[Items from a dataset]
--- Begin ---

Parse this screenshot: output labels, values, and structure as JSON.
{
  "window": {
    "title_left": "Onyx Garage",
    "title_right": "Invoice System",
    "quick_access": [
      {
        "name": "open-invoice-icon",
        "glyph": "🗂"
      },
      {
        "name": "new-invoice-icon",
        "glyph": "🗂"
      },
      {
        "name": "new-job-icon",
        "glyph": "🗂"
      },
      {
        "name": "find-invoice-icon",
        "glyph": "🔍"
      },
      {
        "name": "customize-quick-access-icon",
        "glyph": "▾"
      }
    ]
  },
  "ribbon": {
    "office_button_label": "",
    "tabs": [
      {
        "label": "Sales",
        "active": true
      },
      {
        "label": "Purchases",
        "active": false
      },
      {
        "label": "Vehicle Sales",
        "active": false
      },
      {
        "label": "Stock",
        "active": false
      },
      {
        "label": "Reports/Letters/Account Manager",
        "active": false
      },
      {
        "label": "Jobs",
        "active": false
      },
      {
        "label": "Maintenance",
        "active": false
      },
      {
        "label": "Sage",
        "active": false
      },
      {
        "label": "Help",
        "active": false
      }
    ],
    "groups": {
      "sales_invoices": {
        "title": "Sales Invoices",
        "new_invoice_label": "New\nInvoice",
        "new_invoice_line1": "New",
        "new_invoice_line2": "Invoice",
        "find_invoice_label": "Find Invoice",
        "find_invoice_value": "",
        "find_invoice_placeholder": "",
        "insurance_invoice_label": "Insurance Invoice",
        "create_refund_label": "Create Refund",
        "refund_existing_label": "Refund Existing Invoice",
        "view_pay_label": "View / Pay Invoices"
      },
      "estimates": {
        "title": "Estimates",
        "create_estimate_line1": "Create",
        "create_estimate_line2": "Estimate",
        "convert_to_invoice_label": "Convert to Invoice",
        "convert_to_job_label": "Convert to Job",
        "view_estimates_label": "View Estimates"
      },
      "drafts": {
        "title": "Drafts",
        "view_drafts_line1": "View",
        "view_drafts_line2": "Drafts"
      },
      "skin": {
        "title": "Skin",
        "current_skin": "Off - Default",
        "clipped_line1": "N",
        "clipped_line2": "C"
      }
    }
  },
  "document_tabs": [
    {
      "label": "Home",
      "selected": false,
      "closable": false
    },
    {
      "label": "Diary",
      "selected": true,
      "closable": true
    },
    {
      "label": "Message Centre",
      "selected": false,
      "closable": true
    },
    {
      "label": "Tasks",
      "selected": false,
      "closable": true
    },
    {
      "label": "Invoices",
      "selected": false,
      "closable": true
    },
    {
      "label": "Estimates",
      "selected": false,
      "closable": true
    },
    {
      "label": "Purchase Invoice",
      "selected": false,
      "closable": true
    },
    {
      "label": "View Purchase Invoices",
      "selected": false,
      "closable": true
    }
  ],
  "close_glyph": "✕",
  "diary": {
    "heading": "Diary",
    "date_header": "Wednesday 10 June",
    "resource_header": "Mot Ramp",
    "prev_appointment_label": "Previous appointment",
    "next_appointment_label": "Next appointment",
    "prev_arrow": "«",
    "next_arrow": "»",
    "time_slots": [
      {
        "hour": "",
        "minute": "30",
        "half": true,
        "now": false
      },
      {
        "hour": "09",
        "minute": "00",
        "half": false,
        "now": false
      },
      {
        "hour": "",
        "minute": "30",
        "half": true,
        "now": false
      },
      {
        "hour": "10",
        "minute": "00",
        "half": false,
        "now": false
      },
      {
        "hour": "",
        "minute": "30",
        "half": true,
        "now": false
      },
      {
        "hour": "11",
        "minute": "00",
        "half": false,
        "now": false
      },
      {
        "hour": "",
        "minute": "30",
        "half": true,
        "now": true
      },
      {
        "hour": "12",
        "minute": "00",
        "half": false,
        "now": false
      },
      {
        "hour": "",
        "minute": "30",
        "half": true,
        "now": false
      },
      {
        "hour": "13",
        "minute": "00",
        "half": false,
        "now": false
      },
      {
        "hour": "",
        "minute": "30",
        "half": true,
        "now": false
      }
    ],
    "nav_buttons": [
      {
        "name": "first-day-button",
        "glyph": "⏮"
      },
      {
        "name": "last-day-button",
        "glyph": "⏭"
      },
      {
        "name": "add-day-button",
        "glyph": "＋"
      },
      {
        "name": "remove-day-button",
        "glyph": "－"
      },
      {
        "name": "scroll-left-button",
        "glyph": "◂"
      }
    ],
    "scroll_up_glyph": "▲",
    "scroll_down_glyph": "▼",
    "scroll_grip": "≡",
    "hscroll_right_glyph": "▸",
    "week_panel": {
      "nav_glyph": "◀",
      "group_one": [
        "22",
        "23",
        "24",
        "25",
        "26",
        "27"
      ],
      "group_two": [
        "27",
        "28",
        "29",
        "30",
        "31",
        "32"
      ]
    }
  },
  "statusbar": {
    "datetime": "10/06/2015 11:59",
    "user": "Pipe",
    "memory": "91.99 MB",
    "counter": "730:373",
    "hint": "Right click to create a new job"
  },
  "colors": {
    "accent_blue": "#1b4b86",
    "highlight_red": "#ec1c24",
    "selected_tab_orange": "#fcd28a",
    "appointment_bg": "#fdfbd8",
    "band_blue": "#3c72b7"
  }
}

--- End ---

Required work:
Quote the whole listing above, leaving nothing out.

Response below:
Parse this screenshot: output labels, values, and structure as JSON.
{
  "window": {
    "title_left": "Onyx Garage",
    "title_right": "Invoice System",
    "quick_access": [
      {
        "name": "open-invoice-icon",
        "glyph": "🗂"
      },
      {
        "name": "new-invoice-icon",
        "glyph": "🗂"
      },
      {
        "name": "new-job-icon",
        "glyph": "🗂"
      },
      {
        "name": "find-invoice-icon",
        "glyph": "🔍"
      },
      {
        "name": "customize-quick-access-icon",
        "glyph": "▾"
      }
    ]
  },
  "ribbon": {
    "office_button_label": "",
    "tabs": [
      {
        "label": "Sales",
        "active": true
      },
      {
        "label": "Purchases",
        "active": false
      },
      {
        "label": "Vehicle Sales",
        "active": false
      },
      {
        "label": "Stock",
        "active": false
      },
      {
        "label": "Reports/Letters/Account Manager",
        "active": false
      },
      {
        "label": "Jobs",
        "active": false
      },
      {
        "label": "Maintenance",
        "active": false
      },
      {
        "label": "Sage",
        "active": false
      },
      {
        "label": "Help",
        "active": false
      }
    ],
    "groups": {
      "sales_invoices": {
        "title": "Sales Invoices",
        "new_invoice_label": "New\nInvoice",
        "new_invoice_line1": "New",
        "new_invoice_line2": "Invoice",
        "find_invoice_label": "Find Invoice",
        "find_invoice_value": "",
        "find_invoice_placeholder": "",
        "insurance_invoice_label": "Insurance Invoice",
        "create_refund_label": "Create Refund",
        "refund_existing_label": "Refund Existing Invoice",
        "view_pay_label": "View / Pay Invoices"
      },
      "estimates": {
        "title": "Estimates",
        "create_estimate_line1": "Create",
        "create_estimate_line2": "Estimate",
        "convert_to_invoice_label": "Convert to Invoice",
        "convert_to_job_label": "Convert to Job",
        "view_estimates_label": "View Estimates"
      },
      "drafts": {
        "title": "Drafts",
        "view_drafts_line1": "View",
        "view_drafts_line2": "Drafts"
      },
      "skin": {
        "title": "Skin",
        "current_skin": "Off - Default",
        "clipped_line1": "N",
        "clipped_line2": "C"
      }
    }
  },
  "document_tabs": [
    {
      "label": "Home",
      "selected": false,
      "closable": false
    },
    {
      "label": "Diary",
      "selected": true,
      "closable": true
    },
    {
      "label": "Message Centre",
      "selected": false,
      "closable": true
    },
    {
      "label": "Tasks",
      "selected": false,
      "closable": true
    },
    {
      "label": "Invoices",
      "selected": false,
      "closable": true
    },
    {
      "label": "Estimates",
      "selected": false,
      "closable": true
    },
    {
      "label": "Purchase Invoice",
      "selected": false,
      "closable": true
    },
    {
      "label": "View Purchase Invoices",
      "selected": false,
      "closable": true
    }
  ],
  "close_glyph": "✕",
  "diary": {
    "heading": "Diary",
    "date_header": "Wednesday 10 June",
    "resource_header": "Mot Ramp",
    "prev_appointment_label": "Previous appointment",
    "next_appointment_label": "Next appointment",
    "prev_arrow": "«",
    "next_arrow": "»",
    "time_slots": [
      {
        "hour": "",
        "minute": "30",
        "half": true,
        "now": false
      },
      {
        "hour": "09",
        "minute": "00",
        "half": false,
        "now": false
      },
      {
        "hour": "",
        "minute": "30",
        "half": true,
        "now": false
      },
      {
        "hour": "10",
        "minute": "00",
        "half": false,
        "now": false
      },
      {
        "hour": "",
        "minute": "30",
        "half": true,
        "now": false
      },
      {
        "hour": "11",
        "minute": "00",
        "half": false,
        "now": false
      },
      {
        "hour": "",
        "minute": "30",
        "half": true,
        "now": true
      },
      {
        "hour": "12",
        "minute": "00",
        "half": false,
        "now": false
      },
      {
        "hour": "",
        "minute": "30",
        "half": true,
        "now": false
      },
      {
        "hour": "13",
        "minute": "00",
        "half": false,
        "now": false
      },
      {
        "hour": "",
        "minute": "30",
        "half": true,
        "now": false
      }
    ],
    "nav_buttons": [
      {
        "name": "first-day-button",
        "glyph": "⏮"
      },
      {
        "name": "last-day-button",
        "glyph": "⏭"
      },
      {
        "name": "add-day-button",
        "glyph": "＋"
      },
      {
        "name": "remove-day-button",
        "glyph": "－"
      },
      {
        "name": "scroll-left-button",
        "glyph": "◂"
      }
    ],
    "scroll_up_glyph": "▲",
    "scroll_down_glyph": "▼",
    "scroll_grip": "≡",
    "hscroll_right_glyph": "▸",
    "week_panel": {
      "nav_glyph": "◀",
      "group_one": [
        "22",
        "23",
        "24",
        "25",
        "26",
        "27"
      ],
      "group_two": [
        "27",
        "28",
        "29",
        "30",
        "31",
        "32"
      ]
    }
  },
  "statusbar": {
    "datetime": "10/06/2015 11:59",
    "user": "Pipe",
    "memory": "91.99 MB",
    "counter": "730:373",
    "hint": "Right click to create a new job"
  },
  "colors": {
    "accent_blue": "#1b4b86",
    "highlight_red": "#ec1c24",
    "selected_tab_orange": "#fcd28a",
    "appointment_bg": "#fdfbd8",
    "band_blue": "#3c72b7"
  }
}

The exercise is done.